▶ SHORT EXERCISE: Find the lines that contain the word "Output" and copy each one.

======== PROVIDED RECORDS ========

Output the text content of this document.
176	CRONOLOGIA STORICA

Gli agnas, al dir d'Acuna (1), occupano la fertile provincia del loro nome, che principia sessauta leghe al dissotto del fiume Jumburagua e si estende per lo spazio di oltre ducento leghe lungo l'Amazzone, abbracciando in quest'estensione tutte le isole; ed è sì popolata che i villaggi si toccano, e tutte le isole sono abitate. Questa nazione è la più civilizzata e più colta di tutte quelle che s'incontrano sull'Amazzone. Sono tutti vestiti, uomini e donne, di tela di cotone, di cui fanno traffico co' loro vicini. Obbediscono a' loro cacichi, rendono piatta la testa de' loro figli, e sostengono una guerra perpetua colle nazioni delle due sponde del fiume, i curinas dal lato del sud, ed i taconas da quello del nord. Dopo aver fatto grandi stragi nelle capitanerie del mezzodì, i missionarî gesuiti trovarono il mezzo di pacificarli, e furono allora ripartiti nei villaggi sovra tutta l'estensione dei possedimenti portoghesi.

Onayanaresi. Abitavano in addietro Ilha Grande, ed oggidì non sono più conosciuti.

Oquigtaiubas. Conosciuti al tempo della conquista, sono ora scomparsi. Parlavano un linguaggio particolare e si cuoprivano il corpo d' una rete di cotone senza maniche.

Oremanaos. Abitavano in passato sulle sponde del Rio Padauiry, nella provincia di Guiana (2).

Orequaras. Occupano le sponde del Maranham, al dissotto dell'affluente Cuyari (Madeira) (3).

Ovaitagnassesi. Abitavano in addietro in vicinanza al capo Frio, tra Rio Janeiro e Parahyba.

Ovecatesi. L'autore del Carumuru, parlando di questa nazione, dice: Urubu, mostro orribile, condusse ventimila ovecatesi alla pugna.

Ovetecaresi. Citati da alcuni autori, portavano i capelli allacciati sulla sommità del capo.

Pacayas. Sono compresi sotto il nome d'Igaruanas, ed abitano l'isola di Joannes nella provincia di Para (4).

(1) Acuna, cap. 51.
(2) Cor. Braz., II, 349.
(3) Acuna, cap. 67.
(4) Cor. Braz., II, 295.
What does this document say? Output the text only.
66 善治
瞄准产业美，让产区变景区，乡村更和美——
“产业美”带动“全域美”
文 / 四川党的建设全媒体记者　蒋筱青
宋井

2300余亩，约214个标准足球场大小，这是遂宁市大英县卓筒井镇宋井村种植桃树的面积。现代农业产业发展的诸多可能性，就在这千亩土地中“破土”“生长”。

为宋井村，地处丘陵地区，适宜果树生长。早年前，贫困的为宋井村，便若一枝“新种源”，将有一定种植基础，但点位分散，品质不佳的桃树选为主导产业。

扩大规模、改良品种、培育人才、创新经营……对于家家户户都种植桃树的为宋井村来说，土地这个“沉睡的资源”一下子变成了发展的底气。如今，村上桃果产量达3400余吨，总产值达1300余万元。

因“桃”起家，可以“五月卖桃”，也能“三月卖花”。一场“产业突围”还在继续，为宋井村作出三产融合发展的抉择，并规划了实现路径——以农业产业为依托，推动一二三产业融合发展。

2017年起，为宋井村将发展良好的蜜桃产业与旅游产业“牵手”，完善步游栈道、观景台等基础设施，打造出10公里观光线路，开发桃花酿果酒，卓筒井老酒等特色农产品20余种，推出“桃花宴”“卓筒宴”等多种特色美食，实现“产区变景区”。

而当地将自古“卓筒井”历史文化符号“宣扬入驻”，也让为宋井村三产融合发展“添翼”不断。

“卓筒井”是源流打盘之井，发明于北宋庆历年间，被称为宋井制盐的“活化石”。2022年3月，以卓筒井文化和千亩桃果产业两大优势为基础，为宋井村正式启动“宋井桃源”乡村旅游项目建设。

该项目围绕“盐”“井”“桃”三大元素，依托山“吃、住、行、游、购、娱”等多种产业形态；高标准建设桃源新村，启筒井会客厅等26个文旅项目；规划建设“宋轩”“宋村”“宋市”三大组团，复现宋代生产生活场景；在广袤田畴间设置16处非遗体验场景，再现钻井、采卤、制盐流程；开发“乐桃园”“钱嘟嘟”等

========
======== PROVIDED RECORDS ========

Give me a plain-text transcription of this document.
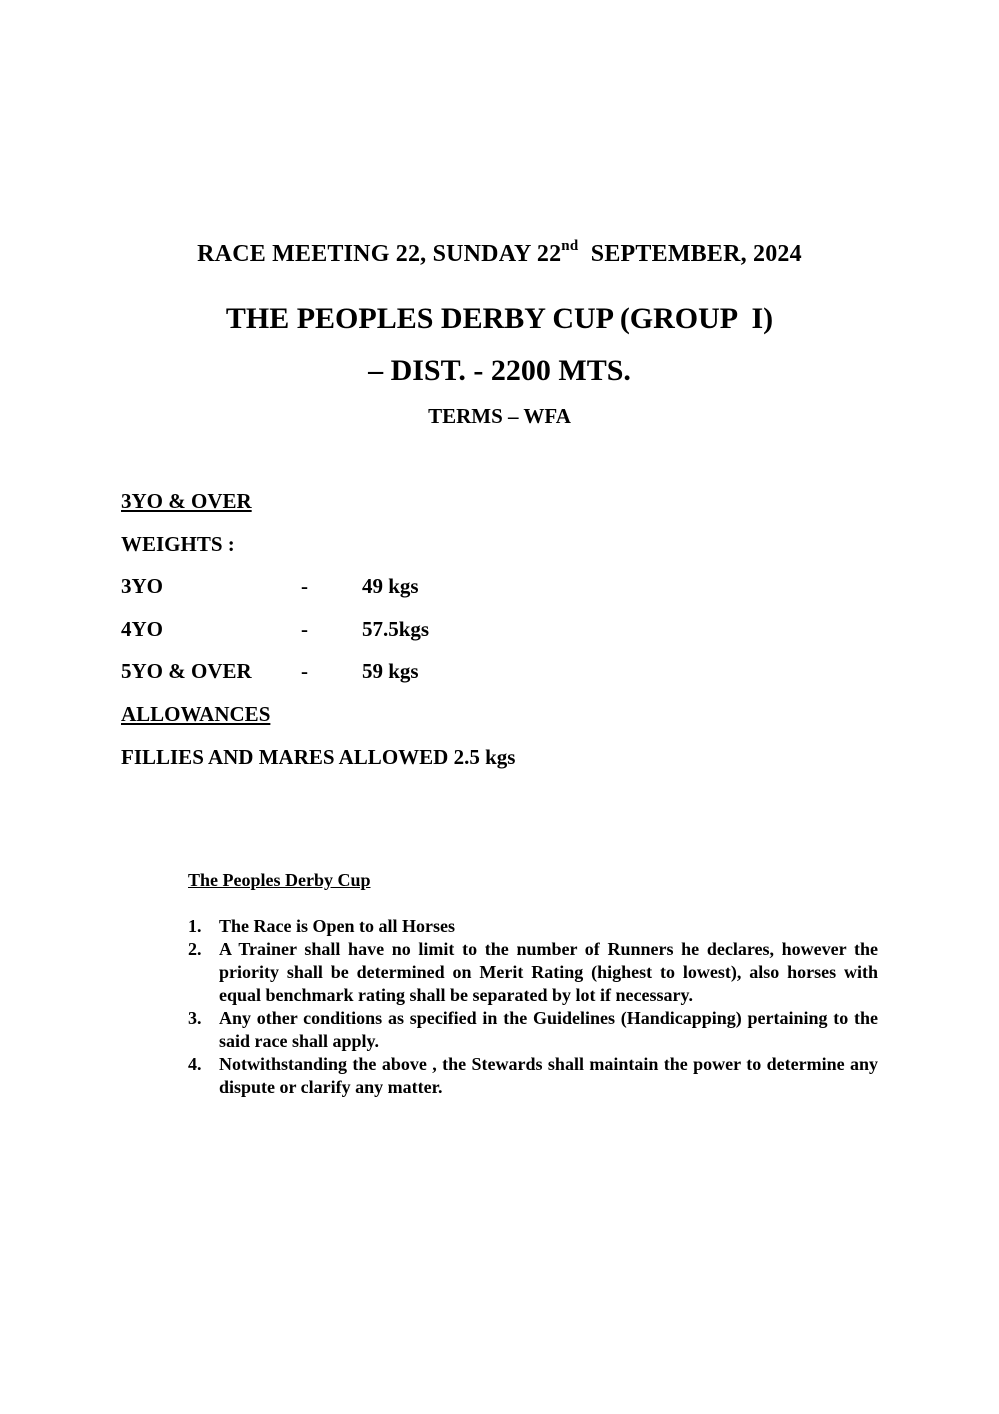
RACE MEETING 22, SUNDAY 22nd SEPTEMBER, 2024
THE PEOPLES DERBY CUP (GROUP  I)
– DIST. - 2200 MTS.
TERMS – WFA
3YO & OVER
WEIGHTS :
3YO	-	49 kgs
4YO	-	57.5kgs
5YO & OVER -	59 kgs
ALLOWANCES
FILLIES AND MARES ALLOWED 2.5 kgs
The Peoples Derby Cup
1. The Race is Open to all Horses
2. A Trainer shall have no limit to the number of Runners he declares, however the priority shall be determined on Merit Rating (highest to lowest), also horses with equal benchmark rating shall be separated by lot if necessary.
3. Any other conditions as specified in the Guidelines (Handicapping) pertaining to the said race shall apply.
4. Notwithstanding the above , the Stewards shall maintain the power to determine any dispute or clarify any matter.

========

▶ TASK ANSWER:
Output the text content of this document.
What does this document say? Output the text only.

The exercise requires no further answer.